TASK TO CARRY OUT: Copy out the lines of the records from the line containing "What elements are" up to and including the line containing "kpi-label: Trading Volume", keeping each one unchanged.

PROVIDED INFORMATION:
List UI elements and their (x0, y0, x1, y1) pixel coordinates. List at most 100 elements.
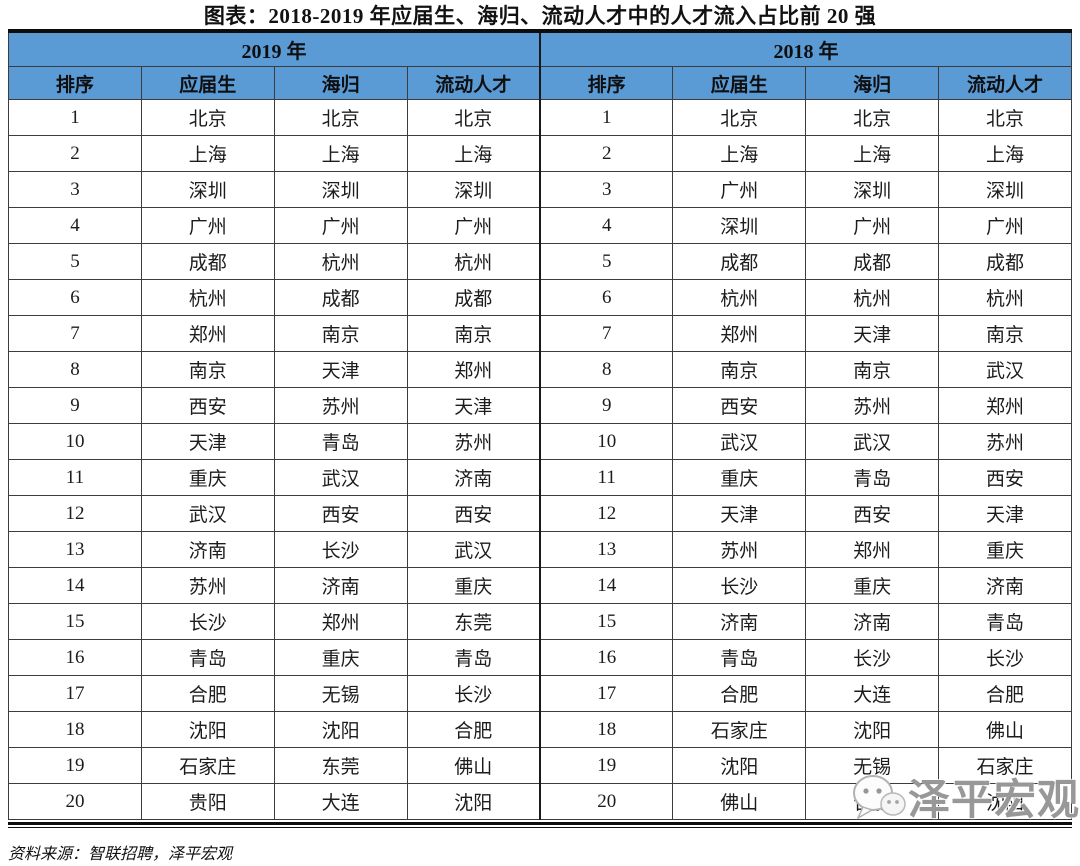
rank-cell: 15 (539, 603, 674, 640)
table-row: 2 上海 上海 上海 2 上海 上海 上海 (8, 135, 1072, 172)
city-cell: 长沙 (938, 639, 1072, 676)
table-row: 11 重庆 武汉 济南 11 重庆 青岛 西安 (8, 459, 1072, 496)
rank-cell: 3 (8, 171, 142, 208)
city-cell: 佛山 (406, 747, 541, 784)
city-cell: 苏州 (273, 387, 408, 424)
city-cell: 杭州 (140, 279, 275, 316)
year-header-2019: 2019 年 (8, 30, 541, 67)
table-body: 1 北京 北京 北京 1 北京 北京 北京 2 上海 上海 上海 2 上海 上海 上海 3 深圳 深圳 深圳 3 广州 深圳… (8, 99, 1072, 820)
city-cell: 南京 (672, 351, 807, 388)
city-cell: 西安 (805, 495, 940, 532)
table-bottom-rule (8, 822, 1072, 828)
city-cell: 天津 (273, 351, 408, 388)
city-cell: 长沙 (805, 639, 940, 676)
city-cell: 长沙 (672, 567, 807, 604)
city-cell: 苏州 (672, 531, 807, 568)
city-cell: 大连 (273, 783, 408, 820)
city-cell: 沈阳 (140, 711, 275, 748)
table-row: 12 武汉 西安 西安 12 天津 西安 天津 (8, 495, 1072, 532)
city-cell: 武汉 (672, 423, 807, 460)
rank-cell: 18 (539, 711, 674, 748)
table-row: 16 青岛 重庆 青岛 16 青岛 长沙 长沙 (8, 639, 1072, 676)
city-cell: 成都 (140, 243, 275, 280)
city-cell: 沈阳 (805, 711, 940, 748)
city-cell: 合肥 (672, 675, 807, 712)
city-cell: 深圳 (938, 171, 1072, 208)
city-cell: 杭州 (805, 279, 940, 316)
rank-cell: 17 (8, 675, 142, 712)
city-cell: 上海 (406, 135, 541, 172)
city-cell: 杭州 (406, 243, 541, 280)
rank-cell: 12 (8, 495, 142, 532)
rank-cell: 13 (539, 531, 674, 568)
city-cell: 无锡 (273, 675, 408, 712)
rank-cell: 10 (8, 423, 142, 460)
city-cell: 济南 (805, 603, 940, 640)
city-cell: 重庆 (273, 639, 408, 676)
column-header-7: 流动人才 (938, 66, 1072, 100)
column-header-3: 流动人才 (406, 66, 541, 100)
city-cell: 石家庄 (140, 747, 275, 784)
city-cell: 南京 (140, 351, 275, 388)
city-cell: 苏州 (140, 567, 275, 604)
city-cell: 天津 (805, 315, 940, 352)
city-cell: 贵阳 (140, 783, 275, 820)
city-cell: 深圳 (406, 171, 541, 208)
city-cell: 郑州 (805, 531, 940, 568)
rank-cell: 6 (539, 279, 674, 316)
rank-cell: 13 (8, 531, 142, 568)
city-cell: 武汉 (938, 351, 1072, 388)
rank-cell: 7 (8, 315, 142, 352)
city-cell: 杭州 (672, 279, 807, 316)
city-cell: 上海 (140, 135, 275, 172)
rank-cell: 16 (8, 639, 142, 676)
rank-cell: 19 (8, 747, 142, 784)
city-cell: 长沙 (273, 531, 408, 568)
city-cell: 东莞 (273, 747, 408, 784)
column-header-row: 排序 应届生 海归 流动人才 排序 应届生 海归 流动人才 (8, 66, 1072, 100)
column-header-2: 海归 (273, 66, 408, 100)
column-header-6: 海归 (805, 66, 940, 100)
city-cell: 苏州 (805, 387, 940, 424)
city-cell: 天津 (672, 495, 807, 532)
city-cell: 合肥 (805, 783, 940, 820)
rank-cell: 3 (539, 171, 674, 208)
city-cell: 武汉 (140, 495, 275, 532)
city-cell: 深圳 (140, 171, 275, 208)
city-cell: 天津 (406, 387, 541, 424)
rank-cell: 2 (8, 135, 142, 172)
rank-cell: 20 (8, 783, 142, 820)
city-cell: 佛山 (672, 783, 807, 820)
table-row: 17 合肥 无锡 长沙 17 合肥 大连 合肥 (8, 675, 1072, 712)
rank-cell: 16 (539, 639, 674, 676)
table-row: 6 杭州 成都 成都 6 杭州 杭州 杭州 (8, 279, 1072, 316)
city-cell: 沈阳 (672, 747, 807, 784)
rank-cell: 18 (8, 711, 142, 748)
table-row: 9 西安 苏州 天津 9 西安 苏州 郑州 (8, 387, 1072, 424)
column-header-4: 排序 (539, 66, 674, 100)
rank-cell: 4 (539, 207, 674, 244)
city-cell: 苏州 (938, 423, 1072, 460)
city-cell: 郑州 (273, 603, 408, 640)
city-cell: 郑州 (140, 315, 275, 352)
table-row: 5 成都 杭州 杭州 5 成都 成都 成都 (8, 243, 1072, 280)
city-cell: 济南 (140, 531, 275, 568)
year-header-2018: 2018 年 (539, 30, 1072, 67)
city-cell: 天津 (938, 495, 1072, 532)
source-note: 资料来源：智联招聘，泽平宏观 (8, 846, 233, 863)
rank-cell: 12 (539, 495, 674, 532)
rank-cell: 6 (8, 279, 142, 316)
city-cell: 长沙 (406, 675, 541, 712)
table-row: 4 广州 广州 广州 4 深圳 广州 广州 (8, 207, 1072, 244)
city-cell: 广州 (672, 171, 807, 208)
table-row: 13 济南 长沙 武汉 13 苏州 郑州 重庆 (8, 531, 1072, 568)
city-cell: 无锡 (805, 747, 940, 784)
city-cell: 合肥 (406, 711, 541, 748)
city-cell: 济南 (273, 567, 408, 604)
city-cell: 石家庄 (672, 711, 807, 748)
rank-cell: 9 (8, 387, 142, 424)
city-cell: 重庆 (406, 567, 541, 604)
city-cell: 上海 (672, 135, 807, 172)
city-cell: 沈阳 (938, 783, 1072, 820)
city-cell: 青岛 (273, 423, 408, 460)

---

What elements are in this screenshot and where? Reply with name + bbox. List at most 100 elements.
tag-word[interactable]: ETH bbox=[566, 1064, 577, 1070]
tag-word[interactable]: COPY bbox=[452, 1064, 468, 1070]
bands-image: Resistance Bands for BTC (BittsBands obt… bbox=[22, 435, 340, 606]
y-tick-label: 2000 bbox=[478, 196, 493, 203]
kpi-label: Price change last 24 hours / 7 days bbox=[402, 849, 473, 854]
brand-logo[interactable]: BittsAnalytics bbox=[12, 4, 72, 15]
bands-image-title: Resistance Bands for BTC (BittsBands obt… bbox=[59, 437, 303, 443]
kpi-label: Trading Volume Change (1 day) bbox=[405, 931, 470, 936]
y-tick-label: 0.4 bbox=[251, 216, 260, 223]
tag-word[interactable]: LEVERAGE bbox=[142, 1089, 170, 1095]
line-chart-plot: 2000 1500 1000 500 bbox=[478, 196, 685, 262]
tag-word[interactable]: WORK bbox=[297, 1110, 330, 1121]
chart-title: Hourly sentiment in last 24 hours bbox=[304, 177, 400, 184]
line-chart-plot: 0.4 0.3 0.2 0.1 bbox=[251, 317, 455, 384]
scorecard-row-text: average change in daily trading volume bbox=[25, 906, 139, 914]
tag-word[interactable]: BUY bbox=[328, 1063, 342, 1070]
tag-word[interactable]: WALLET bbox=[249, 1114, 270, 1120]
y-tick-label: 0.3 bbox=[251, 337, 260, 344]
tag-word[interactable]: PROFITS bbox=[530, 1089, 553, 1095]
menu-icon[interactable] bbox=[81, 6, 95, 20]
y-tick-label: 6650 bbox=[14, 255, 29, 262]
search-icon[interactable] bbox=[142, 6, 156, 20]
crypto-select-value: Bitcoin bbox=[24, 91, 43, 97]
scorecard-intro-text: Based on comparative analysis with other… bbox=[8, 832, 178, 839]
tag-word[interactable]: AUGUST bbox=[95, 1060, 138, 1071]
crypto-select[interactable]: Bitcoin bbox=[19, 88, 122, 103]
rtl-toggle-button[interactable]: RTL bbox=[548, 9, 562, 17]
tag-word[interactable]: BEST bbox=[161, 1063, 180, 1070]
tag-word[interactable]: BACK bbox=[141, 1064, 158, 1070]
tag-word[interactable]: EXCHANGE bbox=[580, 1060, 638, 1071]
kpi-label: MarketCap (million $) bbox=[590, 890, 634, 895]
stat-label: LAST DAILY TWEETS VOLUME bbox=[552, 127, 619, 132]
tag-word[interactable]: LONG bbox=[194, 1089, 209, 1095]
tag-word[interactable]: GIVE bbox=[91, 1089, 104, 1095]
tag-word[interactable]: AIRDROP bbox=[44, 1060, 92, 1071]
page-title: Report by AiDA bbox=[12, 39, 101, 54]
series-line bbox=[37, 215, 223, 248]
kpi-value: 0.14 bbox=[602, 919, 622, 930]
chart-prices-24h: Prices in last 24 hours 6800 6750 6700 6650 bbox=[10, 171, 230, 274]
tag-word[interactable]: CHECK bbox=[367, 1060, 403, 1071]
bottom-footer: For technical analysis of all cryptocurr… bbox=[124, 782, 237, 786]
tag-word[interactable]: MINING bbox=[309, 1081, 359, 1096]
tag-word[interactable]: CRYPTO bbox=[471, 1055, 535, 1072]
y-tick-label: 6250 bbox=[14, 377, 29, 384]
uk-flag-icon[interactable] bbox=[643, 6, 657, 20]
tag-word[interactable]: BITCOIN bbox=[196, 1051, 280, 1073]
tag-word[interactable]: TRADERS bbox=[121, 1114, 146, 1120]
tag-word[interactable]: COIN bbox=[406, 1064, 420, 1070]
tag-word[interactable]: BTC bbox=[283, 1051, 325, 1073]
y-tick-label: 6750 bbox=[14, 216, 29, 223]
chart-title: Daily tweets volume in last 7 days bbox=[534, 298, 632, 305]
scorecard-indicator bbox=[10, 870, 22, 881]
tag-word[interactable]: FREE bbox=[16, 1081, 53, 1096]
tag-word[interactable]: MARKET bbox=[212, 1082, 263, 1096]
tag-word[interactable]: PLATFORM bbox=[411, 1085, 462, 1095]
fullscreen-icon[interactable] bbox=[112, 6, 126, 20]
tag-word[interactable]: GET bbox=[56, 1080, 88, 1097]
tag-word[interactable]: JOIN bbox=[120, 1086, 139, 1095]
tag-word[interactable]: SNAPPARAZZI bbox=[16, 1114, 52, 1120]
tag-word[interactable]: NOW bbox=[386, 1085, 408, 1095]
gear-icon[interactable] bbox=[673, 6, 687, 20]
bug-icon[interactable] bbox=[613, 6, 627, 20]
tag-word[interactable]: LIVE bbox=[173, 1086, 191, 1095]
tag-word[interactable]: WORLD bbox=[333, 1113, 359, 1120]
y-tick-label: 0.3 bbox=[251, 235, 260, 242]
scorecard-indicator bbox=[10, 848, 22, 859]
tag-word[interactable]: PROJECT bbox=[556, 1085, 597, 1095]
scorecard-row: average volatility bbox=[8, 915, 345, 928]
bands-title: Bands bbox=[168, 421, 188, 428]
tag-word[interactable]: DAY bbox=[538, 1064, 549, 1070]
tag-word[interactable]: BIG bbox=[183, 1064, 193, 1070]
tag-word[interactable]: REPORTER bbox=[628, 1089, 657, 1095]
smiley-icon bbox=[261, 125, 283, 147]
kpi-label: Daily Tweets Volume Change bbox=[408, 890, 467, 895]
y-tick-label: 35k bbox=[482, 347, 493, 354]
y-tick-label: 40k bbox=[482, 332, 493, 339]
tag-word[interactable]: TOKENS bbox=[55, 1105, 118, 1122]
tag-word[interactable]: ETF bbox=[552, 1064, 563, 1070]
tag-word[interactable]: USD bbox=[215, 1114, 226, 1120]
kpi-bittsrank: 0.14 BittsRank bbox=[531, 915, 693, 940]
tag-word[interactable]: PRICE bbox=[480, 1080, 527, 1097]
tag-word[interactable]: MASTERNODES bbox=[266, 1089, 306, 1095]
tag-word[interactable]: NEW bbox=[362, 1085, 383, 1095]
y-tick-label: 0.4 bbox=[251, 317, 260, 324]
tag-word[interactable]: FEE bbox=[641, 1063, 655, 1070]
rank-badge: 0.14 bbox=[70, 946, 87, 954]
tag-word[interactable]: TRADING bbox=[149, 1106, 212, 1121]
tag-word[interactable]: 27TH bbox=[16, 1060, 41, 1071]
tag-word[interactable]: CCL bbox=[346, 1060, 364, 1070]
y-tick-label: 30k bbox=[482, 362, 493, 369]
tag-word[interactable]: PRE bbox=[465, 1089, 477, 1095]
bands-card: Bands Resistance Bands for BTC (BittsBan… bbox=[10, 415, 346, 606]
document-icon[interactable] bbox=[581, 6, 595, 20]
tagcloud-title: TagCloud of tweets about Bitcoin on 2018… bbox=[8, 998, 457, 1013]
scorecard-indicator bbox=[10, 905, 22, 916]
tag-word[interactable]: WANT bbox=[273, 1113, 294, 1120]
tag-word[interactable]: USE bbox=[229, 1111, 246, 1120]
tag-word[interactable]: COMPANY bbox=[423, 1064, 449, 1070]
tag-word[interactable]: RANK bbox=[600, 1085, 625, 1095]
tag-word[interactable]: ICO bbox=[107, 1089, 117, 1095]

* * *

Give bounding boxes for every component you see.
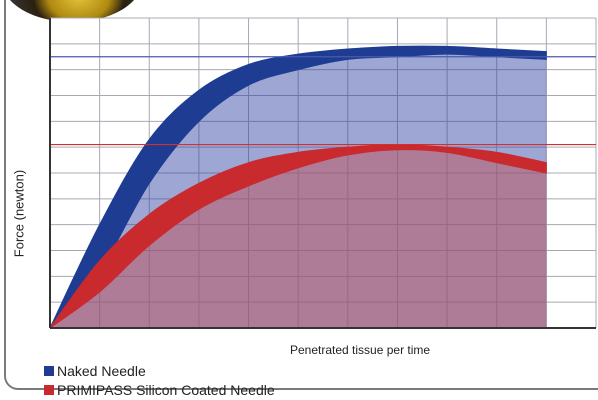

FULL RESPONSE:
What elements are in this screenshot and where? Reply with name + bbox. List at most 100 elements.
tag-word[interactable]: ETH bbox=[566, 1064, 577, 1070]
tag-word[interactable]: COPY bbox=[452, 1064, 468, 1070]
bands-image: Resistance Bands for BTC (BittsBands obt… bbox=[22, 435, 340, 606]
y-tick-label: 2000 bbox=[478, 196, 493, 203]
kpi-label: Price change last 24 hours / 7 days bbox=[402, 849, 473, 854]
brand-logo[interactable]: BittsAnalytics bbox=[12, 4, 72, 15]
bands-image-title: Resistance Bands for BTC (BittsBands obt… bbox=[59, 437, 303, 443]
kpi-label: Trading Volume Change (1 day) bbox=[405, 931, 470, 936]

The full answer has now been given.